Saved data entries
↓
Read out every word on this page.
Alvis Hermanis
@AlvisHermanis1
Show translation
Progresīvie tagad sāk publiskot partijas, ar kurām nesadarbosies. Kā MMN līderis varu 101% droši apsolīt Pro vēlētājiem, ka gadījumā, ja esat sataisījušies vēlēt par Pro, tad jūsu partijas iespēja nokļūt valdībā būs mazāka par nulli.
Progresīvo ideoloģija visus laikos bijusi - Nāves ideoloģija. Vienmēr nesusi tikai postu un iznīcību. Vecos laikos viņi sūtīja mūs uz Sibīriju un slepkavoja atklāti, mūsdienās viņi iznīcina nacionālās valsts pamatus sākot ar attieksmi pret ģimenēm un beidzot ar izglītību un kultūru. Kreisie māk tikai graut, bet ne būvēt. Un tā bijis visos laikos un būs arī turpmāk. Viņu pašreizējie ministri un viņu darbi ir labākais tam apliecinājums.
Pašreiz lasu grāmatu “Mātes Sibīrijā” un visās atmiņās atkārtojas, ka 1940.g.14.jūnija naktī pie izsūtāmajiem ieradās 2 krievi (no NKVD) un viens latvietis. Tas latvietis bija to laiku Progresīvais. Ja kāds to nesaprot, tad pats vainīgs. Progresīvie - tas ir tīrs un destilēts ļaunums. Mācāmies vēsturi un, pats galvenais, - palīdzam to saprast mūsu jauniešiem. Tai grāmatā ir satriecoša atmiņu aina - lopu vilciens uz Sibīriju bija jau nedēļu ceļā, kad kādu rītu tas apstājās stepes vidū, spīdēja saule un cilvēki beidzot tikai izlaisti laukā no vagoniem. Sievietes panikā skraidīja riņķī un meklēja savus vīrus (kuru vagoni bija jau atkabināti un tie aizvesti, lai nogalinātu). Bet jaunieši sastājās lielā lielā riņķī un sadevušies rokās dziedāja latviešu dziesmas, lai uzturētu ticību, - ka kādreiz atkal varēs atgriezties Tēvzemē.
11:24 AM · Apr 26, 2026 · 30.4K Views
↑
## WRITTEN TASK
Write out every entry word for word.

## CORRECT ANSWER
Read out every word on this page.
Alvis Hermanis
@AlvisHermanis1
Show translation
Progresīvie tagad sāk publiskot partijas, ar kurām nesadarbosies. Kā MMN līderis varu 101% droši apsolīt Pro vēlētājiem, ka gadījumā, ja esat sataisījušies vēlēt par Pro, tad jūsu partijas iespēja nokļūt valdībā būs mazāka par nulli.
Progresīvo ideoloģija visus laikos bijusi - Nāves ideoloģija. Vienmēr nesusi tikai postu un iznīcību. Vecos laikos viņi sūtīja mūs uz Sibīriju un slepkavoja atklāti, mūsdienās viņi iznīcina nacionālās valsts pamatus sākot ar attieksmi pret ģimenēm un beidzot ar izglītību un kultūru. Kreisie māk tikai graut, bet ne būvēt. Un tā bijis visos laikos un būs arī turpmāk. Viņu pašreizējie ministri un viņu darbi ir labākais tam apliecinājums.
Pašreiz lasu grāmatu “Mātes Sibīrijā” un visās atmiņās atkārtojas, ka 1940.g.14.jūnija naktī pie izsūtāmajiem ieradās 2 krievi (no NKVD) un viens latvietis. Tas latvietis bija to laiku Progresīvais. Ja kāds to nesaprot, tad pats vainīgs. Progresīvie - tas ir tīrs un destilēts ļaunums. Mācāmies vēsturi un, pats galvenais, - palīdzam to saprast mūsu jauniešiem. Tai grāmatā ir satriecoša atmiņu aina - lopu vilciens uz Sibīriju bija jau nedēļu ceļā, kad kādu rītu tas apstājās stepes vidū, spīdēja saule un cilvēki beidzot tikai izlaisti laukā no vagoniem. Sievietes panikā skraidīja riņķī un meklēja savus vīrus (kuru vagoni bija jau atkabināti un tie aizvesti, lai nogalinātu). Bet jaunieši sastājās lielā lielā riņķī un sadevušies rokās dziedāja latviešu dziesmas, lai uzturētu ticību, - ka kādreiz atkal varēs atgriezties Tēvzemē.
11:24 AM · Apr 26, 2026 · 30.4K Views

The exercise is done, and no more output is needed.